**Objective:** Output the material below unchanged, apart from leaving out the pictures.

**Dataset records:**
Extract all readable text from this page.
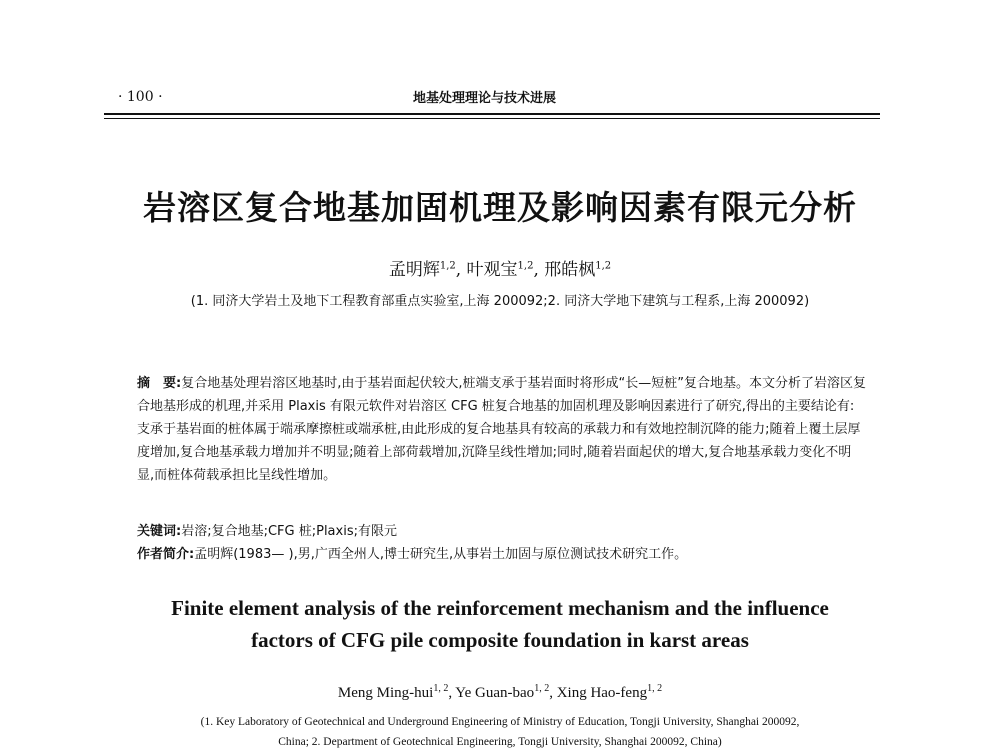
· 100 ·	地基处理理论与技术进展
岩溶区复合地基加固机理及影响因素有限元分析
孟明辉$^{1,2}$, 叶观宝$^{1,2}$, 邢皓枫$^{1,2}$
(1. 同济大学岩土及地下工程教育部重点实验室,上海 200092;2. 同济大学地下建筑与工程系,上海 200092)
摘　要:复合地基处理岩溶区地基时,由于基岩面起伏较大,桩端支承于基岩面时将形成“长—短桩”复合地基。本文分析了岩溶区复合地基形成的机理,并采用 Plaxis 有限元软件对岩溶区 CFG 桩复合地基的加固机理及影响因素进行了研究,得出的主要结论有:支承于基岩面的桩体属于端承摩擦桩或端承桩,由此形成的复合地基具有较高的承载力和有效地控制沉降的能力;随着上覆土层厚度增加,复合地基承载力增加并不明显;随着上部荷载增加,沉降呈线性增加;同时,随着岩面起伏的增大,复合地基承载力变化不明显,而桩体荷载承担比呈线性增加。
关键词:岩溶;复合地基;CFG 桩;Plaxis;有限元
作者简介:孟明辉(1983— ),男,广西全州人,博士研究生,从事岩土加固与原位测试技术研究工作。
Finite element analysis of the reinforcement mechanism and the influence
factors of CFG pile composite foundation in karst areas
Meng Ming-hui$^{1, 2}$, Ye Guan-bao$^{1, 2}$, Xing Hao-feng$^{1, 2}$
(1. Key Laboratory of Geotechnical and Underground Engineering of Ministry of Education, Tongji University, Shanghai 200092,
China; 2. Department of Geotechnical Engineering, Tongji University, Shanghai 200092, China)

**Solution to the exercise:**
Extract all readable text from this page.
· 100 ·	地基处理理论与技术进展
岩溶区复合地基加固机理及影响因素有限元分析
孟明辉$^{1,2}$, 叶观宝$^{1,2}$, 邢皓枫$^{1,2}$
(1. 同济大学岩土及地下工程教育部重点实验室,上海 200092;2. 同济大学地下建筑与工程系,上海 200092)
摘　要:复合地基处理岩溶区地基时,由于基岩面起伏较大,桩端支承于基岩面时将形成“长—短桩”复合地基。本文分析了岩溶区复合地基形成的机理,并采用 Plaxis 有限元软件对岩溶区 CFG 桩复合地基的加固机理及影响因素进行了研究,得出的主要结论有:支承于基岩面的桩体属于端承摩擦桩或端承桩,由此形成的复合地基具有较高的承载力和有效地控制沉降的能力;随着上覆土层厚度增加,复合地基承载力增加并不明显;随着上部荷载增加,沉降呈线性增加;同时,随着岩面起伏的增大,复合地基承载力变化不明显,而桩体荷载承担比呈线性增加。
关键词:岩溶;复合地基;CFG 桩;Plaxis;有限元
作者简介:孟明辉(1983— ),男,广西全州人,博士研究生,从事岩土加固与原位测试技术研究工作。
Finite element analysis of the reinforcement mechanism and the influence
factors of CFG pile composite foundation in karst areas
Meng Ming-hui$^{1, 2}$, Ye Guan-bao$^{1, 2}$, Xing Hao-feng$^{1, 2}$
(1. Key Laboratory of Geotechnical and Underground Engineering of Ministry of Education, Tongji University, Shanghai 200092,
China; 2. Department of Geotechnical Engineering, Tongji University, Shanghai 200092, China)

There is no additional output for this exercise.